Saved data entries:
....................
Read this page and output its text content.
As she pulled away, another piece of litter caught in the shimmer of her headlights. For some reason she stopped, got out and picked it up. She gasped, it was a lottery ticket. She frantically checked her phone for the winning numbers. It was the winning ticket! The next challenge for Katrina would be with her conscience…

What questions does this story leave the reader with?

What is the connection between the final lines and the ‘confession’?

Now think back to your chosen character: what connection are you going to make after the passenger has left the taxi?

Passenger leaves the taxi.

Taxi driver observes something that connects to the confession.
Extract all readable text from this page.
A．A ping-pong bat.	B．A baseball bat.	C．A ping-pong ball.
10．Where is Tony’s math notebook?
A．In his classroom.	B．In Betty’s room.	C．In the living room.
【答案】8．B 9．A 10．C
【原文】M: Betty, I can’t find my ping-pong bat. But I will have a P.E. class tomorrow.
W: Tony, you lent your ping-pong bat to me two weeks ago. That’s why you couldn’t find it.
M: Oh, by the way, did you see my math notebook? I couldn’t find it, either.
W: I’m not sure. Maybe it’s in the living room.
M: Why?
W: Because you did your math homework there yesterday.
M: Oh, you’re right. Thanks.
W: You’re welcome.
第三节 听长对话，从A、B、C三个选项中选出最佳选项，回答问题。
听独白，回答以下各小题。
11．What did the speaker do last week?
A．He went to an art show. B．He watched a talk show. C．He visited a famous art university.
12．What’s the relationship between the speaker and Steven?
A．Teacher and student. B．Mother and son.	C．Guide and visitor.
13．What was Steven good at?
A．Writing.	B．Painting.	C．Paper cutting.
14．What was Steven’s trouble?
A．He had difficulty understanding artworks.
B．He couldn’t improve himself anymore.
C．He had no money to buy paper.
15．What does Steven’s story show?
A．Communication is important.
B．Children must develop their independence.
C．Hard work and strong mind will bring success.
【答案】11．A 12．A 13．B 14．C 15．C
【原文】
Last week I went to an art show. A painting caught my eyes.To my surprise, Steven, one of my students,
....................
Required task: Filter the data for the string "living" and copy every line that has it.

Output:
A．In his classroom.	B．In Betty’s room.	C．In the living room.
W: I’m not sure. Maybe it’s in the living room.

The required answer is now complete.